Recorded data

╭──

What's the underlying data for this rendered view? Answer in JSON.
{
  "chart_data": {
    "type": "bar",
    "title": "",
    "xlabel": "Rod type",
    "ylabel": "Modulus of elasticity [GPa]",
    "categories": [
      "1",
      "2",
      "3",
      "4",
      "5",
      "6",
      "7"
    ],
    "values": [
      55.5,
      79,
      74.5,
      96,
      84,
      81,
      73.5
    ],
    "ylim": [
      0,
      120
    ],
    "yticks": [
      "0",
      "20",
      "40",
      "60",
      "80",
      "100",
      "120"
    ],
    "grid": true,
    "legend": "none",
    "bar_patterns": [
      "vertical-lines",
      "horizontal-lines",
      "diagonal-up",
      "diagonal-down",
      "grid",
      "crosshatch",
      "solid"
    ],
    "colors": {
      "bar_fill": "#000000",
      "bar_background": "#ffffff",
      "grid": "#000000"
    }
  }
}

╰──

**Stated exercise**
Extract each record, keeping it identical to the original.

**Solution to this problem**
What's the underlying data for this rendered view? Answer in JSON.
{
  "chart_data": {
    "type": "bar",
    "title": "",
    "xlabel": "Rod type",
    "ylabel": "Modulus of elasticity [GPa]",
    "categories": [
      "1",
      "2",
      "3",
      "4",
      "5",
      "6",
      "7"
    ],
    "values": [
      55.5,
      79,
      74.5,
      96,
      84,
      81,
      73.5
    ],
    "ylim": [
      0,
      120
    ],
    "yticks": [
      "0",
      "20",
      "40",
      "60",
      "80",
      "100",
      "120"
    ],
    "grid": true,
    "legend": "none",
    "bar_patterns": [
      "vertical-lines",
      "horizontal-lines",
      "diagonal-up",
      "diagonal-down",
      "grid",
      "crosshatch",
      "solid"
    ],
    "colors": {
      "bar_fill": "#000000",
      "bar_background": "#ffffff",
      "grid": "#000000"
    }
  }
}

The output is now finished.